## [Your instructions]
Check each line of the material below for "province", then copy the ones that contain it.

## [Data listing]
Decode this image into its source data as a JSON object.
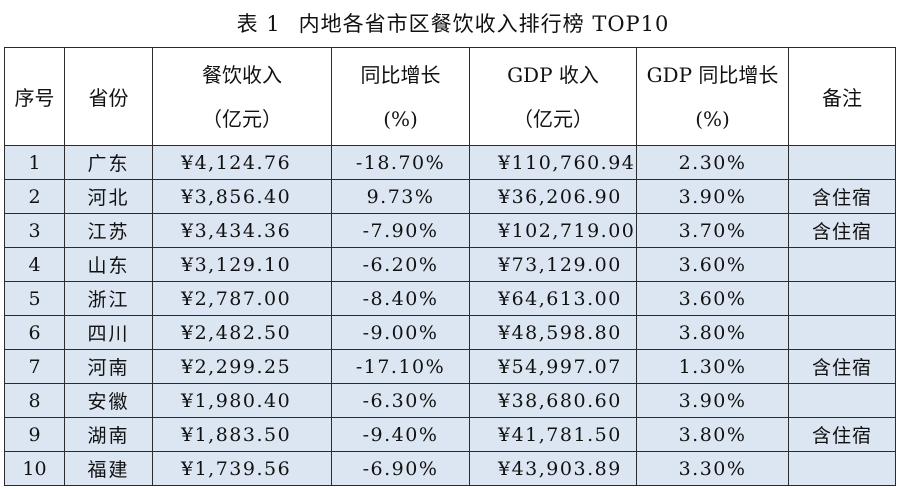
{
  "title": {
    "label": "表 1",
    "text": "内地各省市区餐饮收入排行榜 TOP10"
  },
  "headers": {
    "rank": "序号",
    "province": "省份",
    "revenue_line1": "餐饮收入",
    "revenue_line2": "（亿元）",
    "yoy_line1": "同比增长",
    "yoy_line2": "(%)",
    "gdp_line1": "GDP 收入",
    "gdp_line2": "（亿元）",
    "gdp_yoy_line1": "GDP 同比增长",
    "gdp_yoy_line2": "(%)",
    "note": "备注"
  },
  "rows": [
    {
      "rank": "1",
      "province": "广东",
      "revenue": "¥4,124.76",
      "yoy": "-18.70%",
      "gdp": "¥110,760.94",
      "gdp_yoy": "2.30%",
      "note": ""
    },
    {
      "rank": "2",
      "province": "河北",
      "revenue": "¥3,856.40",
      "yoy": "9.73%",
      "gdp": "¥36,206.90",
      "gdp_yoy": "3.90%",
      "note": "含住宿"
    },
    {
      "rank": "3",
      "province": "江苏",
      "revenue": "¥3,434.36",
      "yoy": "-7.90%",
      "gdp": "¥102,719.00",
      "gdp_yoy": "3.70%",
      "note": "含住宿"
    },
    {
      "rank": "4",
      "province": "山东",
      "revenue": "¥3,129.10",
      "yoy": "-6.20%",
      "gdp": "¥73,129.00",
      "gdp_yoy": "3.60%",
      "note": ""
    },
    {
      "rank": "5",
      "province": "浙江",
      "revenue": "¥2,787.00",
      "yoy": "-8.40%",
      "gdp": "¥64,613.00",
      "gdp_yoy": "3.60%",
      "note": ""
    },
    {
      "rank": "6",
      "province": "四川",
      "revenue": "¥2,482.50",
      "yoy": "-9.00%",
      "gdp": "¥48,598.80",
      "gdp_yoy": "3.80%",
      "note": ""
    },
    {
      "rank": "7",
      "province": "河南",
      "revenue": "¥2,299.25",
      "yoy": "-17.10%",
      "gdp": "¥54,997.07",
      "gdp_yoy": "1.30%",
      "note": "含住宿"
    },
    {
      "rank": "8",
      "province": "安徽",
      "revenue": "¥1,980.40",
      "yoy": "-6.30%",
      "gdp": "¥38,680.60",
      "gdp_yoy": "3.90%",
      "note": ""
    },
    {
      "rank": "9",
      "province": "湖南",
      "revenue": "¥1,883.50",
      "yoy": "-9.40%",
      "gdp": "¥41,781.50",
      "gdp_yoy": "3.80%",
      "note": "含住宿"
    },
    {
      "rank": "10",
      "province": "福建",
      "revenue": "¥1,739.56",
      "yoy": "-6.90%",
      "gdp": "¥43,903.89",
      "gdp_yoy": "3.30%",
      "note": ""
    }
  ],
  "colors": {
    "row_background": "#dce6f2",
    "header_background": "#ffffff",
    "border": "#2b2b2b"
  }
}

--

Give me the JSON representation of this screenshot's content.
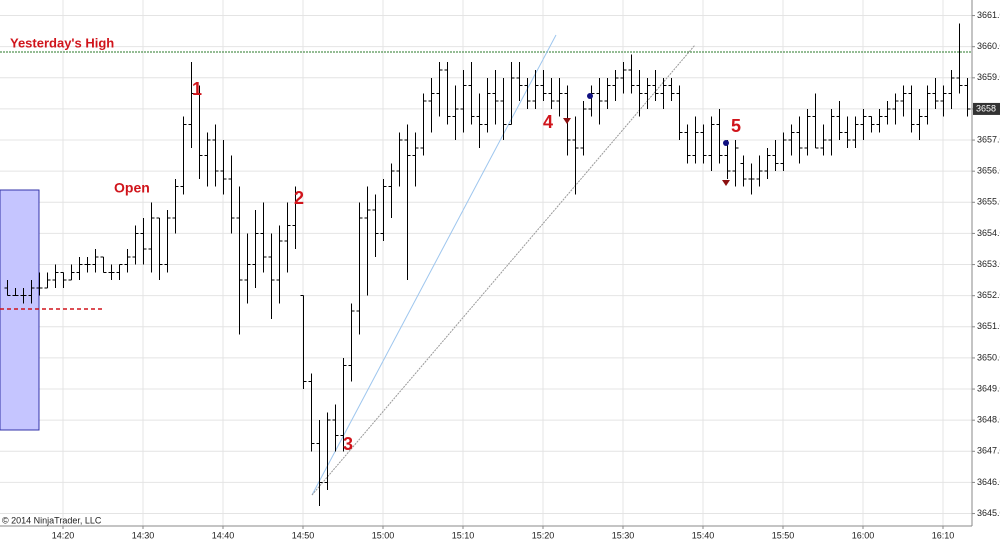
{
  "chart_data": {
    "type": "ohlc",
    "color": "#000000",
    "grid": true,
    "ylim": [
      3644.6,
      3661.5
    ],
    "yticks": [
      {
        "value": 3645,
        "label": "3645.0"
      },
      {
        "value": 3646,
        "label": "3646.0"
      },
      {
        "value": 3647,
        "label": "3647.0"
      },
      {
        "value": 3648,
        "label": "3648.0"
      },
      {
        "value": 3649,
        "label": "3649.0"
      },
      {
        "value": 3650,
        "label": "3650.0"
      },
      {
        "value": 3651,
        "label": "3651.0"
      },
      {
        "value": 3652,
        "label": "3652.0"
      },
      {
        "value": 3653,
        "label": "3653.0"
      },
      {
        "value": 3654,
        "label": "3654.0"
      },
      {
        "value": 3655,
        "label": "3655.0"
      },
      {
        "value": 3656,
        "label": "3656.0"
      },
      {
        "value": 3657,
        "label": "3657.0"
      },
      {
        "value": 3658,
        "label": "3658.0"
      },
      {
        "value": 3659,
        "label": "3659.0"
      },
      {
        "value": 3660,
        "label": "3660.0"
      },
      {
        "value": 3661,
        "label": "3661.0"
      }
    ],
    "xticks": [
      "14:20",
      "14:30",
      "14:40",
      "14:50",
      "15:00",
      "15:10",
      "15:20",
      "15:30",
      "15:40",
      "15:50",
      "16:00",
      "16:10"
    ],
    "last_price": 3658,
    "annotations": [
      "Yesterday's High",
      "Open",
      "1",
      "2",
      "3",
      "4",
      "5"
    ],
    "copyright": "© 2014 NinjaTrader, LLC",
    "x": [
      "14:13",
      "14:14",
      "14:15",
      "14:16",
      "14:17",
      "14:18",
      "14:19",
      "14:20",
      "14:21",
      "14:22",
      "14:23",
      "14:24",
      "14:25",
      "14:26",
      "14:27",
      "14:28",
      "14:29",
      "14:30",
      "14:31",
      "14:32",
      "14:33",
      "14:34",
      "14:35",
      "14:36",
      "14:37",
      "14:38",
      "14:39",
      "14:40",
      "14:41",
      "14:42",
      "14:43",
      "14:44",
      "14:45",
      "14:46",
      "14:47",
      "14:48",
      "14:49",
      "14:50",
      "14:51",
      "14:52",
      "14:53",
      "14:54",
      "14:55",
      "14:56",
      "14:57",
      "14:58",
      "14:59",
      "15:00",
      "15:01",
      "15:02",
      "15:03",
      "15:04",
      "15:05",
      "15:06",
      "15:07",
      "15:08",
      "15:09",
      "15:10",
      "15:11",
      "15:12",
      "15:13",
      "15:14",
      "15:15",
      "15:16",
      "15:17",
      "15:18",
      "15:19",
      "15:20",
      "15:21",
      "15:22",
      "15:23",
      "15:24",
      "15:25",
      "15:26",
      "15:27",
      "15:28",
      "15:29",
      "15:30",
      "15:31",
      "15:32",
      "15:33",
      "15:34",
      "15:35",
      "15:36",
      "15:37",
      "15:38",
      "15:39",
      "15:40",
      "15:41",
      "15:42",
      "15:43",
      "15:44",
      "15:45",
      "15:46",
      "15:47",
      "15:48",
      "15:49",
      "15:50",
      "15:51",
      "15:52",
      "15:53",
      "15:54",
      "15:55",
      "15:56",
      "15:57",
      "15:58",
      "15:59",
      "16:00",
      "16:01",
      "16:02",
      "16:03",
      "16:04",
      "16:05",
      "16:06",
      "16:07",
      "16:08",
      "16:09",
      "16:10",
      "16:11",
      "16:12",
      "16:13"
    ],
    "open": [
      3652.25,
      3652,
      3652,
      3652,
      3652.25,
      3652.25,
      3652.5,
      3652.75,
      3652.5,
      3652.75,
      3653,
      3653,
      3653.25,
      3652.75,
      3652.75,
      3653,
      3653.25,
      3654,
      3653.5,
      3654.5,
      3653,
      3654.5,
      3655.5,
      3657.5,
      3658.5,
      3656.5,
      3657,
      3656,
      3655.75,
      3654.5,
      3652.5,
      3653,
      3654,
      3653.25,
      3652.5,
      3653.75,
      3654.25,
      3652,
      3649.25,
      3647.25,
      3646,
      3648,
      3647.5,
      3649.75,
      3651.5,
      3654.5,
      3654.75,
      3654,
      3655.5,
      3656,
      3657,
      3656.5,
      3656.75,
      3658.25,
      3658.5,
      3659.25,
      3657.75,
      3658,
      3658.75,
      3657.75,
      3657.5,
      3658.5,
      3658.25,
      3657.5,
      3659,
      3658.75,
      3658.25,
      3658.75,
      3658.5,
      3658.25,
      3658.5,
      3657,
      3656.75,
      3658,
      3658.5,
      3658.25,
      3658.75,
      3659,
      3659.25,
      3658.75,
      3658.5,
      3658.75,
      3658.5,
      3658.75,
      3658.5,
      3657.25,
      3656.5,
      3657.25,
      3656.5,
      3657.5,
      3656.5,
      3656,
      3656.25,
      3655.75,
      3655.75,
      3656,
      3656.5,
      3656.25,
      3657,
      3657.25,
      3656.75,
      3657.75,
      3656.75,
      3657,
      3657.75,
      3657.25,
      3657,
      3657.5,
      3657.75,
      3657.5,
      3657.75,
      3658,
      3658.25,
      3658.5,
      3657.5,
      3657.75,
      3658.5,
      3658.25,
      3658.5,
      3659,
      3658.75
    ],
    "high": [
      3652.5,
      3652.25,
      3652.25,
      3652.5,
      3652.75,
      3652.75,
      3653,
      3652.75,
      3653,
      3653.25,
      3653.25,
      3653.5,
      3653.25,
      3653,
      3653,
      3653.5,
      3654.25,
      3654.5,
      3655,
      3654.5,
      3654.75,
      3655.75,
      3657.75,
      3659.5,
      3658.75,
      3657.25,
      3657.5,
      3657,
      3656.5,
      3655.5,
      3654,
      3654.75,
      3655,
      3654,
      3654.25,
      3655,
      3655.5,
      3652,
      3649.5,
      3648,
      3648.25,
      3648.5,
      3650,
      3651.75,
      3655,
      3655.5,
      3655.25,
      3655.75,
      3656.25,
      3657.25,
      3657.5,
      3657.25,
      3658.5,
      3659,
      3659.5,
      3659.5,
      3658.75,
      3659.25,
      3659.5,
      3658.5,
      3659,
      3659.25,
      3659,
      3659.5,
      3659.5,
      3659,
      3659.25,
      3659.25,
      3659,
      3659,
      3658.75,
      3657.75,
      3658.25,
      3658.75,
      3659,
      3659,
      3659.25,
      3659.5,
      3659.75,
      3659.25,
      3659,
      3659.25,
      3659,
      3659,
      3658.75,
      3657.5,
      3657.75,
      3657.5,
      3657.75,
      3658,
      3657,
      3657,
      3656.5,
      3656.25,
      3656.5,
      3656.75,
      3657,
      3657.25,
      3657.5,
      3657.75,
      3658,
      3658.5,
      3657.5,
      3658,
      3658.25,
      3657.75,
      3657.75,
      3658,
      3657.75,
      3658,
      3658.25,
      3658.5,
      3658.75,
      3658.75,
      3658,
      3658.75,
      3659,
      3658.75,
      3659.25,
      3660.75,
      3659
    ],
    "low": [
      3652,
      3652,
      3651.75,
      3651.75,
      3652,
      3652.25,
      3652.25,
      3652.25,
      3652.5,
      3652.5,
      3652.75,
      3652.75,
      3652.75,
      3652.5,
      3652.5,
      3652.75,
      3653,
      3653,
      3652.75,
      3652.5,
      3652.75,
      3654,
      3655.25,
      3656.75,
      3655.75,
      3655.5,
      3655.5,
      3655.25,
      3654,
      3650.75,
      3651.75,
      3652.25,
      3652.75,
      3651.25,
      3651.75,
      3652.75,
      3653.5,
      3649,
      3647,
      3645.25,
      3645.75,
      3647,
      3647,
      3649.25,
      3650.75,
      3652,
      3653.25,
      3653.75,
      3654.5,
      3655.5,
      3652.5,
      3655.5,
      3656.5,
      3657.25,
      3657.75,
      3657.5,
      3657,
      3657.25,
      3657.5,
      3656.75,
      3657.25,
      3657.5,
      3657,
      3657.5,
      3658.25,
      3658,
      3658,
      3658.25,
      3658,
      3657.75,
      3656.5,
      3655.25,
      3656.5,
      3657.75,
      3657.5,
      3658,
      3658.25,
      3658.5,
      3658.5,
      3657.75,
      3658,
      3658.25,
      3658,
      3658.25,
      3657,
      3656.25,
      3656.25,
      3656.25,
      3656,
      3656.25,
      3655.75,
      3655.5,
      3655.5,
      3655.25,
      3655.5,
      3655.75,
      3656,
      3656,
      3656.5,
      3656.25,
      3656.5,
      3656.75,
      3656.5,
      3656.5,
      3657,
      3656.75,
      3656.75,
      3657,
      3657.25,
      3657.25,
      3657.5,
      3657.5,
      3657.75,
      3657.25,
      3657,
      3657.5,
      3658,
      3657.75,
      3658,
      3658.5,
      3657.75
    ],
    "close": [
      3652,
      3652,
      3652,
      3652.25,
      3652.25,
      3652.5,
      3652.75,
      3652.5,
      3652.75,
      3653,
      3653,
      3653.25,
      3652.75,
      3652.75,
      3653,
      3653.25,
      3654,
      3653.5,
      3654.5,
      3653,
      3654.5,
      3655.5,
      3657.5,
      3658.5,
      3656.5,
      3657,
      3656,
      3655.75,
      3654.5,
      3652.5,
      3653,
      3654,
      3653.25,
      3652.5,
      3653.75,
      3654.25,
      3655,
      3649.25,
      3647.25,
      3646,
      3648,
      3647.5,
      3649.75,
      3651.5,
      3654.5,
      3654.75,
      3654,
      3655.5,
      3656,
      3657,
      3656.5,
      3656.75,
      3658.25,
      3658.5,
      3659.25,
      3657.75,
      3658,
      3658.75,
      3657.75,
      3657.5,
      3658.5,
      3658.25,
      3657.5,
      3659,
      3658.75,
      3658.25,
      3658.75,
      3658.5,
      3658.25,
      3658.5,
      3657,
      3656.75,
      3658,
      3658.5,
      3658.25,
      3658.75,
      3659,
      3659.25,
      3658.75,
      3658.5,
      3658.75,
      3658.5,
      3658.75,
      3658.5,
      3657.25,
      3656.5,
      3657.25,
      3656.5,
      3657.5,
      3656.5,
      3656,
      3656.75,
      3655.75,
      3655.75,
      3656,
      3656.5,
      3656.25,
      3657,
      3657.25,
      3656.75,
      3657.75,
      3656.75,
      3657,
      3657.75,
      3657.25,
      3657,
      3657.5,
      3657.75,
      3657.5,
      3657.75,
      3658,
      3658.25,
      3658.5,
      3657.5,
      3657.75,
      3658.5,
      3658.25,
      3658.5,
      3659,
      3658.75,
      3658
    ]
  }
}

## [Written solution]
    "province": "省份",
      "province": "广东",
      "province": "河北",
      "province": "江苏",
      "province": "山东",
      "province": "浙江",
      "province": "四川",
      "province": "河南",
      "province": "安徽",
      "province": "湖南",
      "province": "福建",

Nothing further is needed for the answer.